[Stored data entries]
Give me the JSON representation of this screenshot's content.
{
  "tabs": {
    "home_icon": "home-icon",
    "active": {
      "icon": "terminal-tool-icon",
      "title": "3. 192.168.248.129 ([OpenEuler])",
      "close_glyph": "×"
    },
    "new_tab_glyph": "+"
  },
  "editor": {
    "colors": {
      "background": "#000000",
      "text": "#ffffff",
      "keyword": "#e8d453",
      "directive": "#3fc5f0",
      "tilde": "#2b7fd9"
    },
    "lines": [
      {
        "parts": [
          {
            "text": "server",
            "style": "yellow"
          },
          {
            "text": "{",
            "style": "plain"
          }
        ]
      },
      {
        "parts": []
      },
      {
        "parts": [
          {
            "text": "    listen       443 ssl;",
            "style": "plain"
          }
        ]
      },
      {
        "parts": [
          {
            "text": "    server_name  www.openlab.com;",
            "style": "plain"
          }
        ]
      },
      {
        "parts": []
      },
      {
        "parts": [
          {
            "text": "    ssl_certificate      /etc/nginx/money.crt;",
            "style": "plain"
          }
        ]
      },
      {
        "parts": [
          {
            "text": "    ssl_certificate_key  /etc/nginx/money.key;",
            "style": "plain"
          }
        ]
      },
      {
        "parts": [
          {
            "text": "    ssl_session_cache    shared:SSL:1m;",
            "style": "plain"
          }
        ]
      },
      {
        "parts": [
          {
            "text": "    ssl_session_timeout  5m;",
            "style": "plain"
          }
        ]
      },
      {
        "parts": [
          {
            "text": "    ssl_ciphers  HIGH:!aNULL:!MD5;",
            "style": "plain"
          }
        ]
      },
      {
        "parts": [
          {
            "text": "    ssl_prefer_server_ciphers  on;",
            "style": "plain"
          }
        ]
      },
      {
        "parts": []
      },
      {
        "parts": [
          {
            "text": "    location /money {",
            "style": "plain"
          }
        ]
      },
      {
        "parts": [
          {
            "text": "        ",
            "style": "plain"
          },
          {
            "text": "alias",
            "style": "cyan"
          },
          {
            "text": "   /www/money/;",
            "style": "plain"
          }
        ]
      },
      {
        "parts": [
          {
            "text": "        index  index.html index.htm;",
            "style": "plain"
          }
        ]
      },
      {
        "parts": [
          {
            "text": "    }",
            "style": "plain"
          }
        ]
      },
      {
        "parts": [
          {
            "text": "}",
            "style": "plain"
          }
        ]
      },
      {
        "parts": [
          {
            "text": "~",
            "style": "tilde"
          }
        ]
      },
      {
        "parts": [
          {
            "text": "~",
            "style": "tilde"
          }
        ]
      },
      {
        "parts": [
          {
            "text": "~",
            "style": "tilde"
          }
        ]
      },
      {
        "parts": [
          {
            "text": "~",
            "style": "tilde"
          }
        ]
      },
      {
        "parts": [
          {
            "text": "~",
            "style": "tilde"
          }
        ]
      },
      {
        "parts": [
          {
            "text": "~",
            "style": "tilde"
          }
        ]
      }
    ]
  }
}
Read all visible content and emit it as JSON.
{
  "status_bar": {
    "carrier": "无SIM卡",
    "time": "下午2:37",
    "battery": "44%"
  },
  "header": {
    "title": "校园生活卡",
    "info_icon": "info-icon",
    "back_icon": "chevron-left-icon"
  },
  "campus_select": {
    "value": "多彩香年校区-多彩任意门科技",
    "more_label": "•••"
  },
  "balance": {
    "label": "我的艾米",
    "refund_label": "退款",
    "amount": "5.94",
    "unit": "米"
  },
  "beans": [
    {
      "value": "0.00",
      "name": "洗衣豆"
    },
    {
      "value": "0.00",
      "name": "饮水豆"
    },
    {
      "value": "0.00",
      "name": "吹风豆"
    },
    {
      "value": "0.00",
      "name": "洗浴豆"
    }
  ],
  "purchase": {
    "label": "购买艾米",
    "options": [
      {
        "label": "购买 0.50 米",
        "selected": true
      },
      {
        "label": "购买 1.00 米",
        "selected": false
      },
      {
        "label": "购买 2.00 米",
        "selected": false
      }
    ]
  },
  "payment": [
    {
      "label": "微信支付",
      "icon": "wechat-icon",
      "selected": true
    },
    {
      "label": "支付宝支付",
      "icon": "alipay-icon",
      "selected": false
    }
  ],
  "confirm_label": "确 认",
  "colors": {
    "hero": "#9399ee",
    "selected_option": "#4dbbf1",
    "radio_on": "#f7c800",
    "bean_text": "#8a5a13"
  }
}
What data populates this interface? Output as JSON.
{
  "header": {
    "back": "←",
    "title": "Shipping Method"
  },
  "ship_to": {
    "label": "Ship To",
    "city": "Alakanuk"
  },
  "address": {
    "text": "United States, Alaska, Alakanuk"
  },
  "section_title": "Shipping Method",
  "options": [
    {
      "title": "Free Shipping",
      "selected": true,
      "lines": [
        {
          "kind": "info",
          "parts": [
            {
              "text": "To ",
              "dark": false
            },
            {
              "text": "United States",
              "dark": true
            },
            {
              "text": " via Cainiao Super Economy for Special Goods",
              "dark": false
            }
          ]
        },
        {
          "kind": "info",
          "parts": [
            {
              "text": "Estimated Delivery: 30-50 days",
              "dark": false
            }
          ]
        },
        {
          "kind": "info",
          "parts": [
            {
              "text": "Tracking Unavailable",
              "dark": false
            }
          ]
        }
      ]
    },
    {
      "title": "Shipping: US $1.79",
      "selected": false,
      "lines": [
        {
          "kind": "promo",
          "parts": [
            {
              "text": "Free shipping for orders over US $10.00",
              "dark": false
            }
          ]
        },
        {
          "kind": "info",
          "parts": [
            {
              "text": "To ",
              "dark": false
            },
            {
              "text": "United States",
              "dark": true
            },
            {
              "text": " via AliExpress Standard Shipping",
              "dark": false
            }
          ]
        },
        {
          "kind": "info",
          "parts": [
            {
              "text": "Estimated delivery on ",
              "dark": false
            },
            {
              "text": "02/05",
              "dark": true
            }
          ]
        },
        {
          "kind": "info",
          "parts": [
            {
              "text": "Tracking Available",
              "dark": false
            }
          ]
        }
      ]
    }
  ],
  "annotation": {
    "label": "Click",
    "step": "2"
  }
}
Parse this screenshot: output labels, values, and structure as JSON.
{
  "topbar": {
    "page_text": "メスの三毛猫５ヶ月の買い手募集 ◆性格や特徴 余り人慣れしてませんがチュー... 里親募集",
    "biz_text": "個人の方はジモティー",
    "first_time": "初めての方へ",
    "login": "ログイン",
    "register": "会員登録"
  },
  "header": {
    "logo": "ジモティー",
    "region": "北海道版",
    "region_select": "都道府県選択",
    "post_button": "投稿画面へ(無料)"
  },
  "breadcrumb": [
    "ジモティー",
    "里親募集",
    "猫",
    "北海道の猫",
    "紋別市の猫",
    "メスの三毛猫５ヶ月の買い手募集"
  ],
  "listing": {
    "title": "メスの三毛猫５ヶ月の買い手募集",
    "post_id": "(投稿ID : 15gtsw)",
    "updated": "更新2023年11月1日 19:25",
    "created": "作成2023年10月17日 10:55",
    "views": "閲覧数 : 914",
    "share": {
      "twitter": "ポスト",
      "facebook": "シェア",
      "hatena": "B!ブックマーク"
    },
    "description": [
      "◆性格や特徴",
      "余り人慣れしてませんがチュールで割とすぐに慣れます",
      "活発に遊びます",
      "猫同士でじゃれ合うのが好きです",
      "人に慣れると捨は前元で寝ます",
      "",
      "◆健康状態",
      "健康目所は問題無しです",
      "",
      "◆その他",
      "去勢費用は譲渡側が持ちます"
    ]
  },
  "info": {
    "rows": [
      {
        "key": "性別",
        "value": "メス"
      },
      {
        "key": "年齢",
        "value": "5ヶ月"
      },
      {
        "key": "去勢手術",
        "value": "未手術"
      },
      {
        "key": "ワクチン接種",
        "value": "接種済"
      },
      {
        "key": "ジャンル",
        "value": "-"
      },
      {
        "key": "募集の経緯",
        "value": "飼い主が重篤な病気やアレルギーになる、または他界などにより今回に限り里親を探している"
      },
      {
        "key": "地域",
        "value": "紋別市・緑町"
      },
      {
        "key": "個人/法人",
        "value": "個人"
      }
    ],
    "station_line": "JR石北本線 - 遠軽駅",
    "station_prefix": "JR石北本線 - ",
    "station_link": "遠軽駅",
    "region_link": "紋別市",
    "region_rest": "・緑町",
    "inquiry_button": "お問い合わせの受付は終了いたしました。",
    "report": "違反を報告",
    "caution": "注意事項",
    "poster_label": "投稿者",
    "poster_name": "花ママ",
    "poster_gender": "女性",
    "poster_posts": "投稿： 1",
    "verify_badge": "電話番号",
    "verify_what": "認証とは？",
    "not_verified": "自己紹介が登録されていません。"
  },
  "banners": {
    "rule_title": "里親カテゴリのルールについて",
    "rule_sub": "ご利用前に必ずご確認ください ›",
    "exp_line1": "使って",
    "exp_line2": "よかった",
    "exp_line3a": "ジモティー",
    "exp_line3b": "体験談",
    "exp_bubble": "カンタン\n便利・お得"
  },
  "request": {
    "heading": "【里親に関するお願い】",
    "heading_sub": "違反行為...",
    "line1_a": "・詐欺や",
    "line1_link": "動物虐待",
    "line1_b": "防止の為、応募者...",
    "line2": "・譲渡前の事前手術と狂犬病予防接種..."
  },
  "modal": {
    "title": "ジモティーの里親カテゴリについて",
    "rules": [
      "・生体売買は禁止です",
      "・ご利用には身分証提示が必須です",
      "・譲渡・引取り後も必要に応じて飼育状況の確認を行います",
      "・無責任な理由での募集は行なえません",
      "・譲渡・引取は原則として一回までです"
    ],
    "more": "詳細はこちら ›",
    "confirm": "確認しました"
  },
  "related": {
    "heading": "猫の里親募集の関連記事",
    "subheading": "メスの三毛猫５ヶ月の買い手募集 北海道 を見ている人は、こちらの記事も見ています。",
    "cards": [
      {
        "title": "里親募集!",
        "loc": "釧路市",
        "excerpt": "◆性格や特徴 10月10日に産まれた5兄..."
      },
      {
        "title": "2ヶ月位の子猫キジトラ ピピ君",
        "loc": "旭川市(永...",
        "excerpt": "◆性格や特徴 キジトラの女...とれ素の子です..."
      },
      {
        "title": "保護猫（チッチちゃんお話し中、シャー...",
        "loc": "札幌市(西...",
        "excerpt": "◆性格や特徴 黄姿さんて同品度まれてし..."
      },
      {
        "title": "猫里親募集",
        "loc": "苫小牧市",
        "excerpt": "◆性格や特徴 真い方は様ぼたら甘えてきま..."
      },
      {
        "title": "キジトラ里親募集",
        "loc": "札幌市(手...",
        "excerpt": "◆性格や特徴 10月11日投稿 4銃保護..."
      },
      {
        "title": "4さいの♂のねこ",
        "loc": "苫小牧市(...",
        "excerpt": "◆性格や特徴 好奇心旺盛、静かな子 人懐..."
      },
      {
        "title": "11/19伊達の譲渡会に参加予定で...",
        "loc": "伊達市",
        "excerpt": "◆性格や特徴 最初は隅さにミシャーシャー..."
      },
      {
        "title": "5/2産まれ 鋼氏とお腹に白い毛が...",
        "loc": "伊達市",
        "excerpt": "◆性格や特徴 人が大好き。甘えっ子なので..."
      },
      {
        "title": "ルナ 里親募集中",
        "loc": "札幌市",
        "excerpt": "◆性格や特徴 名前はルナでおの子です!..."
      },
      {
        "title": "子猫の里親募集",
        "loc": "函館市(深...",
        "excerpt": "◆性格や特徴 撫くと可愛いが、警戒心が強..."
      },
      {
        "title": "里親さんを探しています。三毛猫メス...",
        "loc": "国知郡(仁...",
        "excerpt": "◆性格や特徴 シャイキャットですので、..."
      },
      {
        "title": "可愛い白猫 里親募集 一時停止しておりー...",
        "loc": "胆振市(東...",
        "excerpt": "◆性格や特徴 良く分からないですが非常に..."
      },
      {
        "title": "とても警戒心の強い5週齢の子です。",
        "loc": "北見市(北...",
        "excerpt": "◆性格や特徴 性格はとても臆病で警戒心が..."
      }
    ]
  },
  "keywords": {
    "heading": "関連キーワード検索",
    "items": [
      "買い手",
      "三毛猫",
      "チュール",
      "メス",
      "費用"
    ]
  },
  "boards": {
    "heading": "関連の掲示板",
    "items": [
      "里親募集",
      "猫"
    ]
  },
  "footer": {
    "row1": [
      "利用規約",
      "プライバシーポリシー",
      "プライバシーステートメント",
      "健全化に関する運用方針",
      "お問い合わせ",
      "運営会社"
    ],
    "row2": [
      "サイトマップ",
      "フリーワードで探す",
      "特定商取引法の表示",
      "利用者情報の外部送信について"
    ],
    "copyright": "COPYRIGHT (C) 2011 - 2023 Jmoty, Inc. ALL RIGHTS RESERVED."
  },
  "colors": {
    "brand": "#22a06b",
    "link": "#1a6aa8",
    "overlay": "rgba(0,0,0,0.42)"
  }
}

* [AIM OF THE TASK]: Check each line above for the word "icon", and copy the lines where it appears.

* [EXERCISE OUTPUT]:
    "home_icon": "home-icon",
      "icon": "terminal-tool-icon",
    "info_icon": "info-icon",
    "back_icon": "chevron-left-icon"
      "icon": "wechat-icon",
      "icon": "alipay-icon",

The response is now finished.